**WRITTEN TASK**
Reproduce the entries word for word, and omit any picture you find in them.

::: DATA EXCERPTS

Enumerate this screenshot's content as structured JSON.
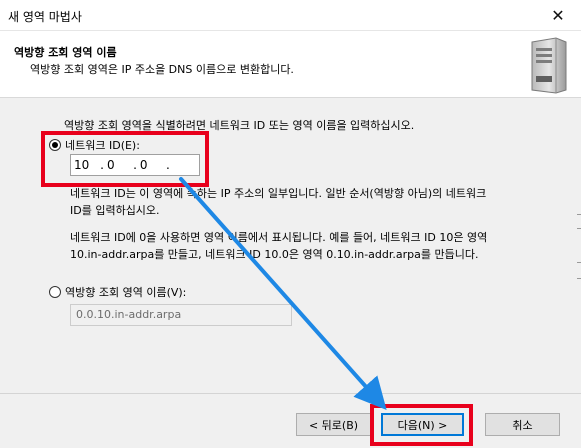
{
  "window": {
    "title": "새 영역 마법사"
  },
  "header": {
    "title": "역방향 조회 영역 이름",
    "subtitle": "역방향 조회 영역은 IP 주소을 DNS 이름으로 변환합니다."
  },
  "main": {
    "intro": "역방향 조회 영역을 식별하려면 네트워크 ID 또는 영역 이름을 입력하십시오.",
    "network_id_option": {
      "label": "네트워크 ID(E):",
      "selected": true
    },
    "network_id_octets": [
      "10",
      "0",
      "0",
      ""
    ],
    "desc1_line1": "네트워크 ID는 이 영역에 속하는 IP 주소의 일부입니다. 일반 순서(역방향 아님)의 네트워크",
    "desc1_line2": "ID를 입력하십시오.",
    "desc2_line1": "네트워크 ID에 0을 사용하면 영역 이름에서 표시됩니다. 예를 들어, 네트워크 ID 10은 영역",
    "desc2_line2": "10.in-addr.arpa를 만들고, 네트워크 ID 10.0은 영역 0.10.in-addr.arpa를 만듭니다.",
    "zone_name_option": {
      "label": "역방향 조회 영역 이름(V):",
      "selected": false
    },
    "zone_name_value": "0.0.10.in-addr.arpa"
  },
  "footer": {
    "back_label": "< 뒤로(B)",
    "next_label": "다음(N) >",
    "cancel_label": "취소"
  },
  "colors": {
    "highlight": "#e8001c",
    "arrow": "#1e88e5"
  },
  "icons": {
    "close": "close-icon",
    "server": "server-icon"
  }
}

::::::

**EXERCISE RESPONSE**
Enumerate this screenshot's content as structured JSON.
{
  "window": {
    "title": "새 영역 마법사"
  },
  "header": {
    "title": "역방향 조회 영역 이름",
    "subtitle": "역방향 조회 영역은 IP 주소을 DNS 이름으로 변환합니다."
  },
  "main": {
    "intro": "역방향 조회 영역을 식별하려면 네트워크 ID 또는 영역 이름을 입력하십시오.",
    "network_id_option": {
      "label": "네트워크 ID(E):",
      "selected": true
    },
    "network_id_octets": [
      "10",
      "0",
      "0",
      ""
    ],
    "desc1_line1": "네트워크 ID는 이 영역에 속하는 IP 주소의 일부입니다. 일반 순서(역방향 아님)의 네트워크",
    "desc1_line2": "ID를 입력하십시오.",
    "desc2_line1": "네트워크 ID에 0을 사용하면 영역 이름에서 표시됩니다. 예를 들어, 네트워크 ID 10은 영역",
    "desc2_line2": "10.in-addr.arpa를 만들고, 네트워크 ID 10.0은 영역 0.10.in-addr.arpa를 만듭니다.",
    "zone_name_option": {
      "label": "역방향 조회 영역 이름(V):",
      "selected": false
    },
    "zone_name_value": "0.0.10.in-addr.arpa"
  },
  "footer": {
    "back_label": "< 뒤로(B)",
    "next_label": "다음(N) >",
    "cancel_label": "취소"
  },
  "colors": {
    "highlight": "#e8001c",
    "arrow": "#1e88e5"
  },
  "icons": {
    "close": "close-icon",
    "server": "server-icon"
  }
}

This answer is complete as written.